Job:
Copy out the entries exactly, from the first line to the last.

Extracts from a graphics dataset

--*--

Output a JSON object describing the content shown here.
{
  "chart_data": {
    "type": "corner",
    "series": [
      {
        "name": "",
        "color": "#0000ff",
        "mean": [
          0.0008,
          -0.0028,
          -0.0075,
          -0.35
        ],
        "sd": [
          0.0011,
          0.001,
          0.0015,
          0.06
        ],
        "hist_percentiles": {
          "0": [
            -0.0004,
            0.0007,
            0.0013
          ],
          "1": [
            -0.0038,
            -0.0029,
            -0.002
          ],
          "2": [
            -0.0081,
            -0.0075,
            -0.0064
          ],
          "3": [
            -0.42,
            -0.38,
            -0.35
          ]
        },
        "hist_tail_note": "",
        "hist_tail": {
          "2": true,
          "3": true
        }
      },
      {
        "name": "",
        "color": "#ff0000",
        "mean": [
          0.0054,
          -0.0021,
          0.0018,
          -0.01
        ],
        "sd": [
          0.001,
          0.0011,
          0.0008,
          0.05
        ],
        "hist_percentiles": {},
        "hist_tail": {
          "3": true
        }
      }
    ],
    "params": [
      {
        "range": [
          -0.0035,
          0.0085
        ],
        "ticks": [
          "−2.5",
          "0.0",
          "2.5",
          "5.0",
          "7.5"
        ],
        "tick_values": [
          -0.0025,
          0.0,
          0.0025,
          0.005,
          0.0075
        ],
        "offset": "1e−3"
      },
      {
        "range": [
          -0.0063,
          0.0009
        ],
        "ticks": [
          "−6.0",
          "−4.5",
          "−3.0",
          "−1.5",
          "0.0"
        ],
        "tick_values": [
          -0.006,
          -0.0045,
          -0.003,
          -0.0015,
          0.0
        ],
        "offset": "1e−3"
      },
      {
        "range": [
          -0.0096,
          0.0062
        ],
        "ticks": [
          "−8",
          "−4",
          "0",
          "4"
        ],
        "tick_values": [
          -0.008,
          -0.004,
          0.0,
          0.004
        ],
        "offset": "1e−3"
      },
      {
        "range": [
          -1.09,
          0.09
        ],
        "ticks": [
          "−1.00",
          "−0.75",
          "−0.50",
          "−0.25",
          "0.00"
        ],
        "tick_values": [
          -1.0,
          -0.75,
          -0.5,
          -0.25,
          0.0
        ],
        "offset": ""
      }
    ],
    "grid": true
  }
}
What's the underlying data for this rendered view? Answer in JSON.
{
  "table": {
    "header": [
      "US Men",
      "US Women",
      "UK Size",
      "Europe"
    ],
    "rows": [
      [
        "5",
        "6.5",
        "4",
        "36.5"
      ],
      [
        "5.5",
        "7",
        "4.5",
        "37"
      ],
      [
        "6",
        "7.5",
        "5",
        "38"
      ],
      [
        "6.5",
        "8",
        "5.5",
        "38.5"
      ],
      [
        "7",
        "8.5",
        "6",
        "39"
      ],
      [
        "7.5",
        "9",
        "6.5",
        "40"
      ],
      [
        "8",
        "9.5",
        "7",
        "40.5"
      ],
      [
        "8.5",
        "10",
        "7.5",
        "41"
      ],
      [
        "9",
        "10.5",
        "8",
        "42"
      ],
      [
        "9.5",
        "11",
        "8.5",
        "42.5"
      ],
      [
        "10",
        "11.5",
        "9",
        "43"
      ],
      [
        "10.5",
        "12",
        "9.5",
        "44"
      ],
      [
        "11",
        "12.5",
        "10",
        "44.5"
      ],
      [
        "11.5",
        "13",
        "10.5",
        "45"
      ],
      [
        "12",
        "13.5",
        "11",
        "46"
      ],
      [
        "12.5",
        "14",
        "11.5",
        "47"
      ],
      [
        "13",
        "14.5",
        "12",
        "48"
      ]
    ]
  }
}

--*--

Reply to the task:
Output a JSON object describing the content shown here.
{
  "chart_data": {
    "type": "corner",
    "series": [
      {
        "name": "",
        "color": "#0000ff",
        "mean": [
          0.0008,
          -0.0028,
          -0.0075,
          -0.35
        ],
        "sd": [
          0.0011,
          0.001,
          0.0015,
          0.06
        ],
        "hist_percentiles": {
          "0": [
            -0.0004,
            0.0007,
            0.0013
          ],
          "1": [
            -0.0038,
            -0.0029,
            -0.002
          ],
          "2": [
            -0.0081,
            -0.0075,
            -0.0064
          ],
          "3": [
            -0.42,
            -0.38,
            -0.35
          ]
        },
        "hist_tail_note": "",
        "hist_tail": {
          "2": true,
          "3": true
        }
      },
      {
        "name": "",
        "color": "#ff0000",
        "mean": [
          0.0054,
          -0.0021,
          0.0018,
          -0.01
        ],
        "sd": [
          0.001,
          0.0011,
          0.0008,
          0.05
        ],
        "hist_percentiles": {},
        "hist_tail": {
          "3": true
        }
      }
    ],
    "params": [
      {
        "range": [
          -0.0035,
          0.0085
        ],
        "ticks": [
          "−2.5",
          "0.0",
          "2.5",
          "5.0",
          "7.5"
        ],
        "tick_values": [
          -0.0025,
          0.0,
          0.0025,
          0.005,
          0.0075
        ],
        "offset": "1e−3"
      },
      {
        "range": [
          -0.0063,
          0.0009
        ],
        "ticks": [
          "−6.0",
          "−4.5",
          "−3.0",
          "−1.5",
          "0.0"
        ],
        "tick_values": [
          -0.006,
          -0.0045,
          -0.003,
          -0.0015,
          0.0
        ],
        "offset": "1e−3"
      },
      {
        "range": [
          -0.0096,
          0.0062
        ],
        "ticks": [
          "−8",
          "−4",
          "0",
          "4"
        ],
        "tick_values": [
          -0.008,
          -0.004,
          0.0,
          0.004
        ],
        "offset": "1e−3"
      },
      {
        "range": [
          -1.09,
          0.09
        ],
        "ticks": [
          "−1.00",
          "−0.75",
          "−0.50",
          "−0.25",
          "0.00"
        ],
        "tick_values": [
          -1.0,
          -0.75,
          -0.5,
          -0.25,
          0.0
        ],
        "offset": ""
      }
    ],
    "grid": true
  }
}
What's the underlying data for this rendered view? Answer in JSON.
{
  "table": {
    "header": [
      "US Men",
      "US Women",
      "UK Size",
      "Europe"
    ],
    "rows": [
      [
        "5",
        "6.5",
        "4",
        "36.5"
      ],
      [
        "5.5",
        "7",
        "4.5",
        "37"
      ],
      [
        "6",
        "7.5",
        "5",
        "38"
      ],
      [
        "6.5",
        "8",
        "5.5",
        "38.5"
      ],
      [
        "7",
        "8.5",
        "6",
        "39"
      ],
      [
        "7.5",
        "9",
        "6.5",
        "40"
      ],
      [
        "8",
        "9.5",
        "7",
        "40.5"
      ],
      [
        "8.5",
        "10",
        "7.5",
        "41"
      ],
      [
        "9",
        "10.5",
        "8",
        "42"
      ],
      [
        "9.5",
        "11",
        "8.5",
        "42.5"
      ],
      [
        "10",
        "11.5",
        "9",
        "43"
      ],
      [
        "10.5",
        "12",
        "9.5",
        "44"
      ],
      [
        "11",
        "12.5",
        "10",
        "44.5"
      ],
      [
        "11.5",
        "13",
        "10.5",
        "45"
      ],
      [
        "12",
        "13.5",
        "11",
        "46"
      ],
      [
        "12.5",
        "14",
        "11.5",
        "47"
      ],
      [
        "13",
        "14.5",
        "12",
        "48"
      ]
    ]
  }
}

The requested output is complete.